- Stored entries
________________

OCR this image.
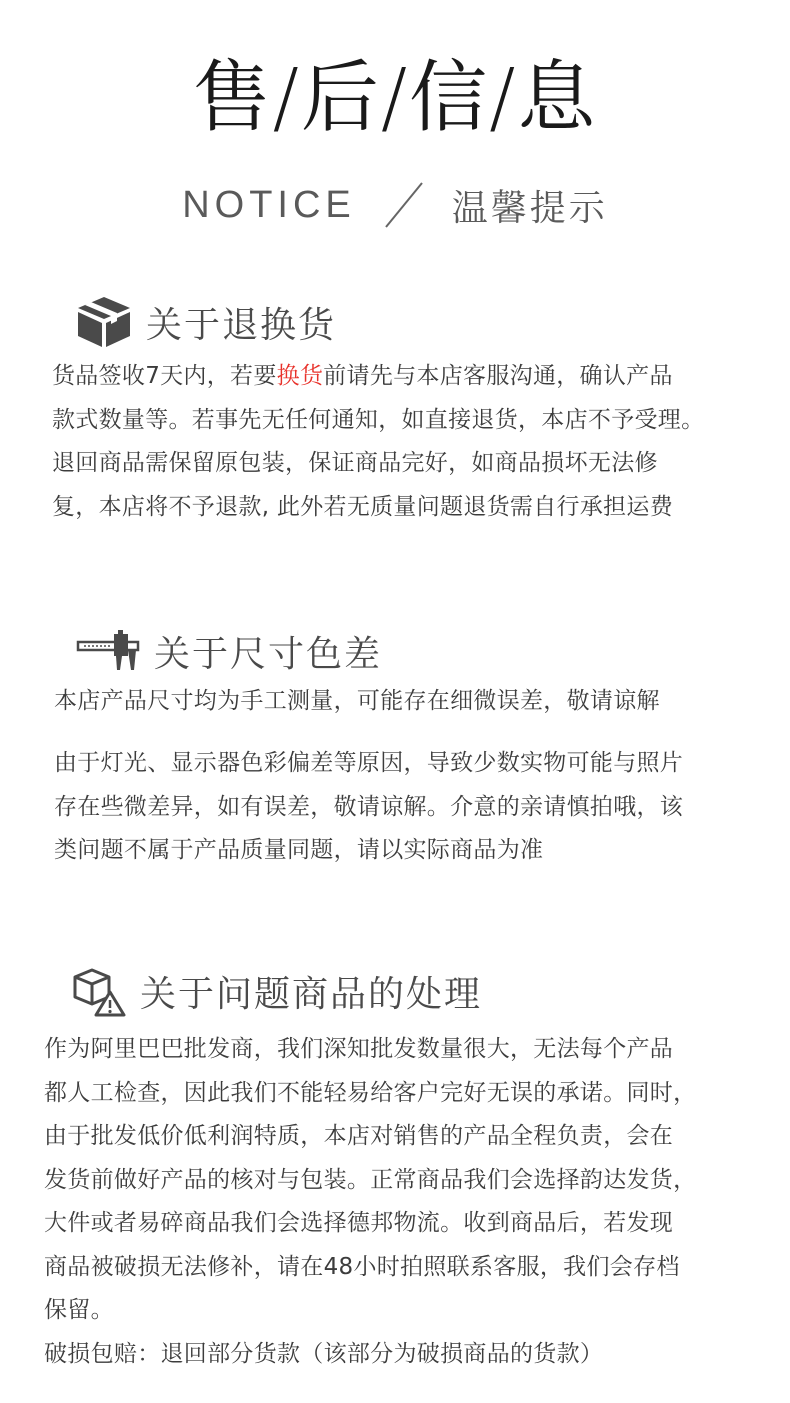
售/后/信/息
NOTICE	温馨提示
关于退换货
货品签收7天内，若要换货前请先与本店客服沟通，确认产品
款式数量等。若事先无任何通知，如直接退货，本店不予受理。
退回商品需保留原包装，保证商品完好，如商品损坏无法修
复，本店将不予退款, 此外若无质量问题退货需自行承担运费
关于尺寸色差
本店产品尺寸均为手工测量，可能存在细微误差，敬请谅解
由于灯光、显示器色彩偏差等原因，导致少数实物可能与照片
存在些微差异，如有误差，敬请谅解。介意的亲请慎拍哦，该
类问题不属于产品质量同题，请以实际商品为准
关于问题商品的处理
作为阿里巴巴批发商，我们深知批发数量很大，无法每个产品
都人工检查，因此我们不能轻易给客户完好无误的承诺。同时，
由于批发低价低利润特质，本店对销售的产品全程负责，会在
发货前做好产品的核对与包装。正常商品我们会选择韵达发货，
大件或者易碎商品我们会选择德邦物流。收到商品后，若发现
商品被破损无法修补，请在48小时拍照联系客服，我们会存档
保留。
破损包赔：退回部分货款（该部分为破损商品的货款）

________________

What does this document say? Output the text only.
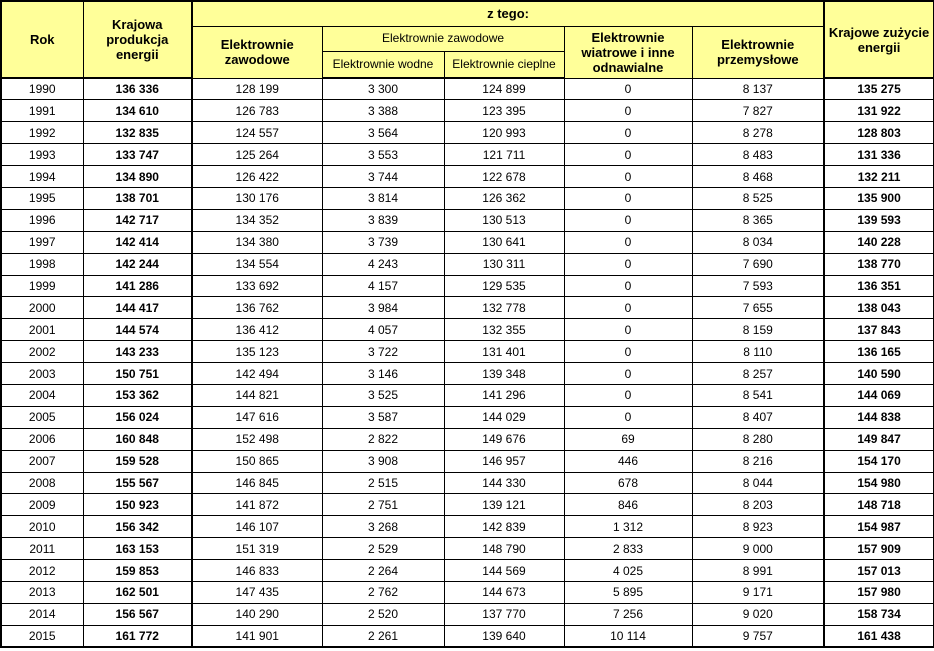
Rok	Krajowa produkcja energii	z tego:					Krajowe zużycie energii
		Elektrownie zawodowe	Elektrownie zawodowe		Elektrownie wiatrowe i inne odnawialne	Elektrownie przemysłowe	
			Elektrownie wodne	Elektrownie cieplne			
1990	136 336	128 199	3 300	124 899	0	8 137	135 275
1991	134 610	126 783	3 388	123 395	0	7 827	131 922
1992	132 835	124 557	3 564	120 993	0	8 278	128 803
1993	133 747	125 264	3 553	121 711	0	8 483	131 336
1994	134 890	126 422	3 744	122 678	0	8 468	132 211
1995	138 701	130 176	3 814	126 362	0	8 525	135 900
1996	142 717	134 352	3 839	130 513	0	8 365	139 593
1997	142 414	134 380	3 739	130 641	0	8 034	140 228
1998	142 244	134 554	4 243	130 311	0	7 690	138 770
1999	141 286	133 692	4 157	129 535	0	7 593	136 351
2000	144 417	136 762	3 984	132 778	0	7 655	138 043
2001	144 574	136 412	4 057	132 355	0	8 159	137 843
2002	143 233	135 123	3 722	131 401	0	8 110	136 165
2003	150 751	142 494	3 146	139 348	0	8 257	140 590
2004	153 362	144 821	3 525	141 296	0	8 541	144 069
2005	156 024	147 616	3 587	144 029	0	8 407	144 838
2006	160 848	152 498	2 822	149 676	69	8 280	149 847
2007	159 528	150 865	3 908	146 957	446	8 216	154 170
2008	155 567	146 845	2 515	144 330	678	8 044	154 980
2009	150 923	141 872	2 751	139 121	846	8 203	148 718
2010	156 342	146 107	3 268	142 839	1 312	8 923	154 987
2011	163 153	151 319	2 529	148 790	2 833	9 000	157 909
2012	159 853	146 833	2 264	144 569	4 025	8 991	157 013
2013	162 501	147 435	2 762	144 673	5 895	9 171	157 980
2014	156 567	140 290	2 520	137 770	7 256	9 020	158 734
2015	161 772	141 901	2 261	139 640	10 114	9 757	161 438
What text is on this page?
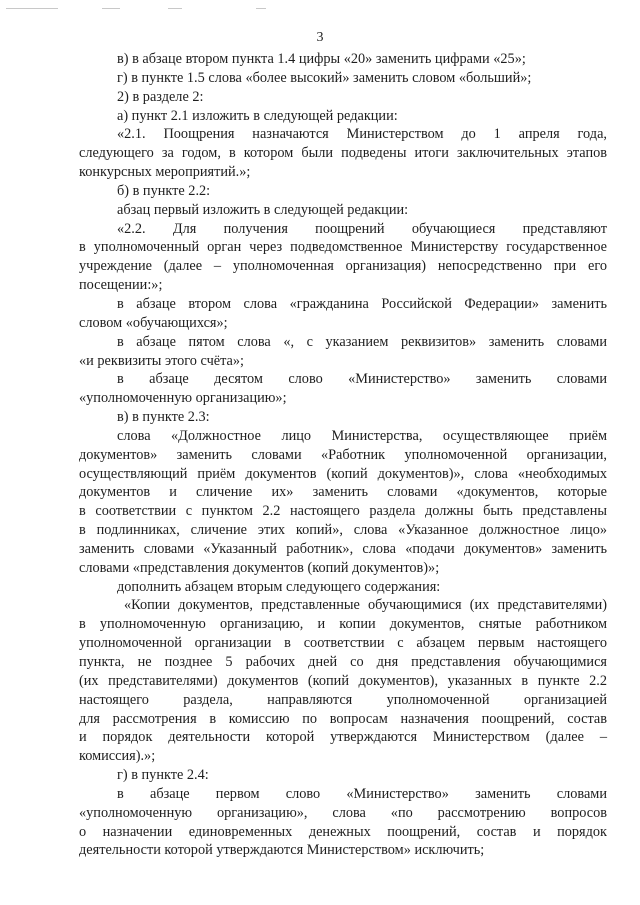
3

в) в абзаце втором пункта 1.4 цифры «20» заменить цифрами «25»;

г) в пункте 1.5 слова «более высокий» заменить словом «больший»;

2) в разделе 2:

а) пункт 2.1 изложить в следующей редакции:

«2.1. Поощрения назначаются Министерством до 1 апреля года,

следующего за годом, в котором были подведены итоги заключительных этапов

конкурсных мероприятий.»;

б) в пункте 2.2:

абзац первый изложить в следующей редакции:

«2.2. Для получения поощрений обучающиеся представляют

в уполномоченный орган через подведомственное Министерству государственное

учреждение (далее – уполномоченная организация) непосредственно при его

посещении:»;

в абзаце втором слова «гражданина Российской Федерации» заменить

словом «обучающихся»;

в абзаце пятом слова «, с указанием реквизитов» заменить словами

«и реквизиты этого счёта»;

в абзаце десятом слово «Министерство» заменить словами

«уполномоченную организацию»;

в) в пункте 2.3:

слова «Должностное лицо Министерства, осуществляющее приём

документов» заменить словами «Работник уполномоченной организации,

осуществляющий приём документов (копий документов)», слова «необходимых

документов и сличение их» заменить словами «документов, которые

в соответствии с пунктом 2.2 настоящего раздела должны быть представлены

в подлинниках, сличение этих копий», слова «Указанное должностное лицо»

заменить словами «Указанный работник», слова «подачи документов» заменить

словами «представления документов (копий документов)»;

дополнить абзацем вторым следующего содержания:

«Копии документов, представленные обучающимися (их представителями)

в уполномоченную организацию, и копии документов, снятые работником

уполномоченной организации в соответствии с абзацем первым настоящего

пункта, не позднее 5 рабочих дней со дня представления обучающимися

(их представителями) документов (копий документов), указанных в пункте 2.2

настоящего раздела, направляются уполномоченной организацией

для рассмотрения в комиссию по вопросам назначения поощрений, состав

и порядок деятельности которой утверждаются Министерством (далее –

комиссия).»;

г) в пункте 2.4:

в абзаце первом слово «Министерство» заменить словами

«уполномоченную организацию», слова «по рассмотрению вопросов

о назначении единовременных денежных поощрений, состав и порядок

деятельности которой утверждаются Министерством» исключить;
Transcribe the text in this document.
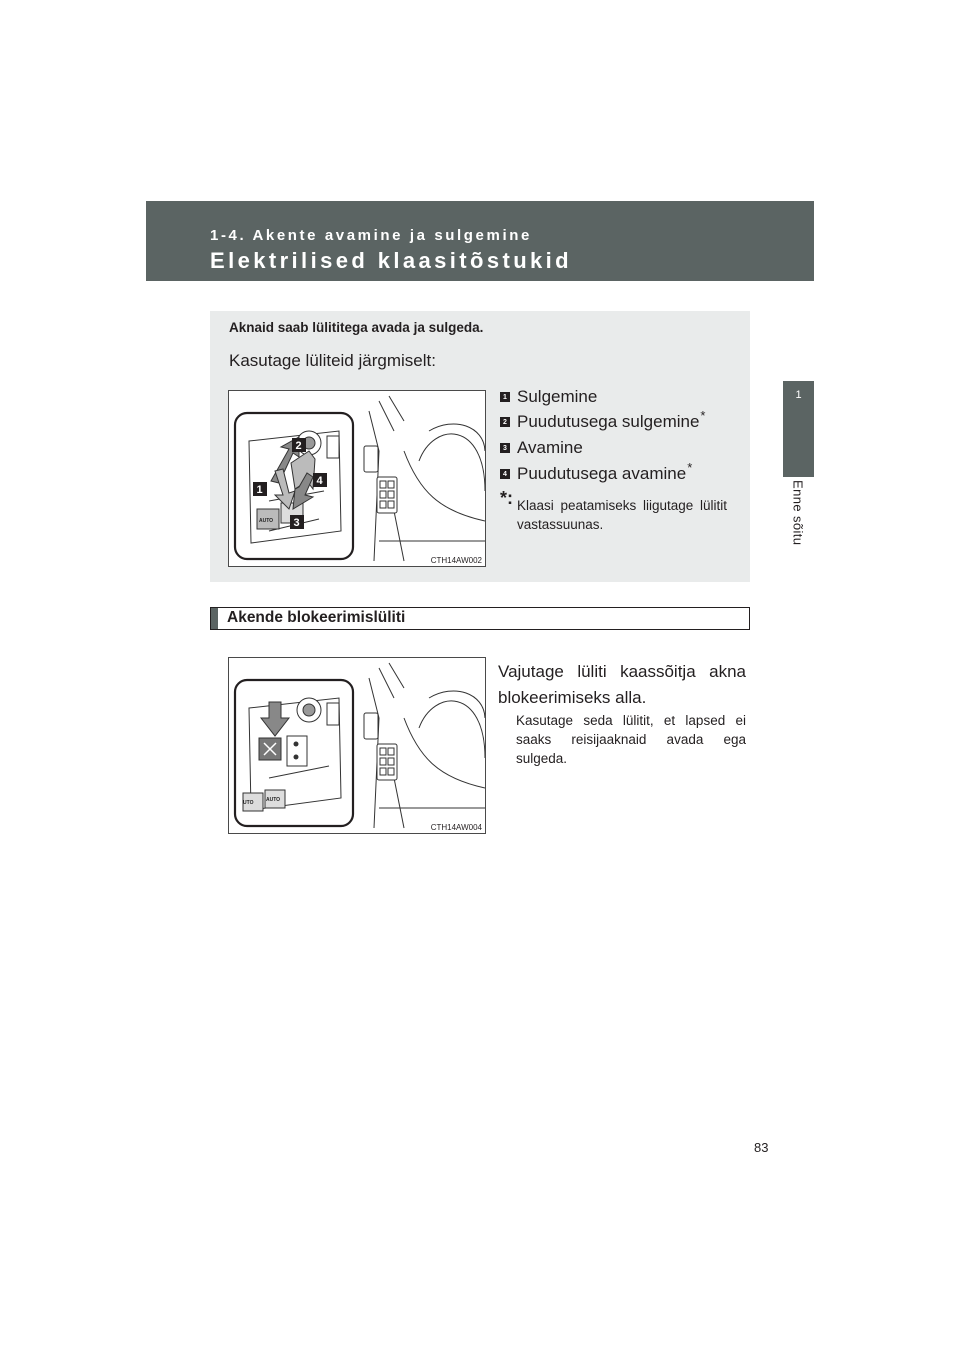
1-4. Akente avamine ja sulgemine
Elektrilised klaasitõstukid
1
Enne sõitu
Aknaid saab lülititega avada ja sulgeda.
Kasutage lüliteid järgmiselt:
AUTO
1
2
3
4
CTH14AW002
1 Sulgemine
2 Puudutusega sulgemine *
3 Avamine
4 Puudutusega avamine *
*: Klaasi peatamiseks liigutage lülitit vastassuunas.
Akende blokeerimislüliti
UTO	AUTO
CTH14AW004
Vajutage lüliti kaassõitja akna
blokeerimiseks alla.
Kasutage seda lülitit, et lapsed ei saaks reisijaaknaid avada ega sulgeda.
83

________________

- Aim
Copy out each line of the data where the string "text" appears.

- Solution
What does this document say? Output the text only.
What text is on this page?
Transcribe the text in this document.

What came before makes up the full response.